__Annotated element entries__:
.....

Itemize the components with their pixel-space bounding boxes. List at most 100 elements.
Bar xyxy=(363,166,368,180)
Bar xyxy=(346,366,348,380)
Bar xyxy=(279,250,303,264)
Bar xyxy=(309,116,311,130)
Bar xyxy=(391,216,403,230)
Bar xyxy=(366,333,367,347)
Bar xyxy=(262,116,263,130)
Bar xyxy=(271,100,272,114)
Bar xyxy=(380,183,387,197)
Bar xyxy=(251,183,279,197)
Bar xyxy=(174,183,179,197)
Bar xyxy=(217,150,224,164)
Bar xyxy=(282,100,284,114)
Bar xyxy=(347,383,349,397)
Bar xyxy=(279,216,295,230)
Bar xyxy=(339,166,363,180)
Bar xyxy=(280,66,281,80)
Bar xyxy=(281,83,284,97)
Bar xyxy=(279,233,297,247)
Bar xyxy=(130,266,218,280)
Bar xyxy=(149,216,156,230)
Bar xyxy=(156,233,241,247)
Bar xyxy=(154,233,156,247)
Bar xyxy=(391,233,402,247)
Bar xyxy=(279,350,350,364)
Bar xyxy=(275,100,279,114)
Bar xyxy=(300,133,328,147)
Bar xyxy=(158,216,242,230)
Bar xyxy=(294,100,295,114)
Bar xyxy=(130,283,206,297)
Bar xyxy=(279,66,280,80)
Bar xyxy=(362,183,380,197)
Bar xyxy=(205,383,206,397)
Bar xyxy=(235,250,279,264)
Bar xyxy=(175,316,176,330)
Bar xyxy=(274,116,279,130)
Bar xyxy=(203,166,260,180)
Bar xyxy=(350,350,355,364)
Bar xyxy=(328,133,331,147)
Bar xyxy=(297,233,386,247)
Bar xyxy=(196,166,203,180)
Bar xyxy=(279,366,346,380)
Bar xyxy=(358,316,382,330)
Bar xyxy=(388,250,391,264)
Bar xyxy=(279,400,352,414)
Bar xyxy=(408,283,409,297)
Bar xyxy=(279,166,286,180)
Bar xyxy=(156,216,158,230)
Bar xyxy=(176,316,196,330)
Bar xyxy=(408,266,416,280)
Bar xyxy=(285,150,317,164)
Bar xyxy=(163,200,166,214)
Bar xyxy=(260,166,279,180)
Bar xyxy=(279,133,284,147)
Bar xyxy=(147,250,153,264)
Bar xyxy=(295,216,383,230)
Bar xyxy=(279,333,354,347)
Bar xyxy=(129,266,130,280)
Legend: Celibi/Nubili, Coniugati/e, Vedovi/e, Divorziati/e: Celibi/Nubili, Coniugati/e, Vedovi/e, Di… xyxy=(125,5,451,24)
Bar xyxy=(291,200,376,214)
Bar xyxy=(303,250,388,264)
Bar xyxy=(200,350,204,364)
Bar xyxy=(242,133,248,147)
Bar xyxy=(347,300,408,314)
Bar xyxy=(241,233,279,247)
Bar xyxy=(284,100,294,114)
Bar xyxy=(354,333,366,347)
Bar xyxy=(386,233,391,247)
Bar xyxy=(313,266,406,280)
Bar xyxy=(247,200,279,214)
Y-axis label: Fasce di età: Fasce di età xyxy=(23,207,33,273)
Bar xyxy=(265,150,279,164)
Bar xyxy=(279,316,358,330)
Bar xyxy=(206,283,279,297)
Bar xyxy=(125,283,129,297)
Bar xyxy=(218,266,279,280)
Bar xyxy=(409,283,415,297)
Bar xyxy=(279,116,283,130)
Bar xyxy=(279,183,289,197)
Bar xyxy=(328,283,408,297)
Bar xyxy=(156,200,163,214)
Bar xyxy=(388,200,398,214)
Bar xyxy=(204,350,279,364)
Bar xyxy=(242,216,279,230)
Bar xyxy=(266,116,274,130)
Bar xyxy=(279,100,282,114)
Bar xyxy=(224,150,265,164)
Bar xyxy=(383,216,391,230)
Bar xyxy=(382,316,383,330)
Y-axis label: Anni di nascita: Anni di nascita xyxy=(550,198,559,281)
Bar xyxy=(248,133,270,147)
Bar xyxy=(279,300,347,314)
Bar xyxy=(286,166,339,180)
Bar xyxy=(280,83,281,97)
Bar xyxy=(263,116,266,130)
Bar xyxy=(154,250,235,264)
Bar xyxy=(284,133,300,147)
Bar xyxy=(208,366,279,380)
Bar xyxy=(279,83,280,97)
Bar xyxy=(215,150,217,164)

.....

__WRITTEN PROBLEM__: Recast the whole listing above as a Markdown table with the columns "Row" and "Entry," giving each nonblank line its own numbered row.

__ANSWER FOR THIS EXERCISE__:
| Row | Entry |
|---|---|
| 1 | Itemize the components with their pixel-space bounding boxes. List at most 100 elements. |
| 2 | Bar xyxy=(363,166,368,180) |
| 3 | Bar xyxy=(346,366,348,380) |
| 4 | Bar xyxy=(279,250,303,264) |
| 5 | Bar xyxy=(309,116,311,130) |
| 6 | Bar xyxy=(391,216,403,230) |
| 7 | Bar xyxy=(366,333,367,347) |
| 8 | Bar xyxy=(262,116,263,130) |
| 9 | Bar xyxy=(271,100,272,114) |
| 10 | Bar xyxy=(380,183,387,197) |
| 11 | Bar xyxy=(251,183,279,197) |
| 12 | Bar xyxy=(174,183,179,197) |
| 13 | Bar xyxy=(217,150,224,164) |
| 14 | Bar xyxy=(282,100,284,114) |
| 15 | Bar xyxy=(347,383,349,397) |
| 16 | Bar xyxy=(279,216,295,230) |
| 17 | Bar xyxy=(339,166,363,180) |
| 18 | Bar xyxy=(280,66,281,80) |
| 19 | Bar xyxy=(281,83,284,97) |
| 20 | Bar xyxy=(279,233,297,247) |
| 21 | Bar xyxy=(130,266,218,280) |
| 22 | Bar xyxy=(149,216,156,230) |
| 23 | Bar xyxy=(156,233,241,247) |
| 24 | Bar xyxy=(154,233,156,247) |
| 25 | Bar xyxy=(391,233,402,247) |
| 26 | Bar xyxy=(279,350,350,364) |
| 27 | Bar xyxy=(275,100,279,114) |
| 28 | Bar xyxy=(300,133,328,147) |
| 29 | Bar xyxy=(158,216,242,230) |
| 30 | Bar xyxy=(294,100,295,114) |
| 31 | Bar xyxy=(130,283,206,297) |
| 32 | Bar xyxy=(279,66,280,80) |
| 33 | Bar xyxy=(362,183,380,197) |
| 34 | Bar xyxy=(205,383,206,397) |
| 35 | Bar xyxy=(235,250,279,264) |
| 36 | Bar xyxy=(175,316,176,330) |
| 37 | Bar xyxy=(274,116,279,130) |
| 38 | Bar xyxy=(203,166,260,180) |
| 39 | Bar xyxy=(350,350,355,364) |
| 40 | Bar xyxy=(328,133,331,147) |
| 41 | Bar xyxy=(297,233,386,247) |
| 42 | Bar xyxy=(196,166,203,180) |
| 43 | Bar xyxy=(279,366,346,380) |
| 44 | Bar xyxy=(358,316,382,330) |
| 45 | Bar xyxy=(388,250,391,264) |
| 46 | Bar xyxy=(279,400,352,414) |
| 47 | Bar xyxy=(408,283,409,297) |
| 48 | Bar xyxy=(279,166,286,180) |
| 49 | Bar xyxy=(156,216,158,230) |
| 50 | Bar xyxy=(176,316,196,330) |
| 51 | Bar xyxy=(408,266,416,280) |
| 52 | Bar xyxy=(285,150,317,164) |
| 53 | Bar xyxy=(163,200,166,214) |
| 54 | Bar xyxy=(260,166,279,180) |
| 55 | Bar xyxy=(279,133,284,147) |
| 56 | Bar xyxy=(147,250,153,264) |
| 57 | Bar xyxy=(295,216,383,230) |
| 58 | Bar xyxy=(279,333,354,347) |
| 59 | Bar xyxy=(129,266,130,280) |
| 60 | Legend: Celibi/Nubili, Coniugati/e, Vedovi/e, Divorziati/e: Celibi/Nubili, Coniugati/e, Vedovi/e, Di… xyxy=(125,5,451,24) |
| 61 | Bar xyxy=(291,200,376,214) |
| 62 | Bar xyxy=(303,250,388,264) |
| 63 | Bar xyxy=(200,350,204,364) |
| 64 | Bar xyxy=(242,133,248,147) |
| 65 | Bar xyxy=(347,300,408,314) |
| 66 | Bar xyxy=(241,233,279,247) |
| 67 | Bar xyxy=(284,100,294,114) |
| 68 | Bar xyxy=(354,333,366,347) |
| 69 | Bar xyxy=(386,233,391,247) |
| 70 | Bar xyxy=(313,266,406,280) |
| 71 | Bar xyxy=(247,200,279,214) |
| 72 | Y-axis label: Fasce di età: Fasce di età xyxy=(23,207,33,273) |
| 73 | Bar xyxy=(265,150,279,164) |
| 74 | Bar xyxy=(279,316,358,330) |
| 75 | Bar xyxy=(206,283,279,297) |
| 76 | Bar xyxy=(125,283,129,297) |
| 77 | Bar xyxy=(218,266,279,280) |
| 78 | Bar xyxy=(409,283,415,297) |
| 79 | Bar xyxy=(279,116,283,130) |
| 80 | Bar xyxy=(279,183,289,197) |
| 81 | Bar xyxy=(328,283,408,297) |
| 82 | Bar xyxy=(156,200,163,214) |
| 83 | Bar xyxy=(388,200,398,214) |
| 84 | Bar xyxy=(204,350,279,364) |
| 85 | Bar xyxy=(242,216,279,230) |
| 86 | Bar xyxy=(266,116,274,130) |
| 87 | Bar xyxy=(279,100,282,114) |
| 88 | Bar xyxy=(224,150,265,164) |
| 89 | Bar xyxy=(383,216,391,230) |
| 90 | Bar xyxy=(382,316,383,330) |
| 91 | Y-axis label: Anni di nascita: Anni di nascita xyxy=(550,198,559,281) |
| 92 | Bar xyxy=(248,133,270,147) |
| 93 | Bar xyxy=(279,300,347,314) |
| 94 | Bar xyxy=(286,166,339,180) |
| 95 | Bar xyxy=(280,83,281,97) |
| 96 | Bar xyxy=(263,116,266,130) |
| 97 | Bar xyxy=(154,250,235,264) |
| 98 | Bar xyxy=(284,133,300,147) |
| 99 | Bar xyxy=(208,366,279,380) |
| 100 | Bar xyxy=(279,83,280,97) |
| 101 | Bar xyxy=(215,150,217,164) |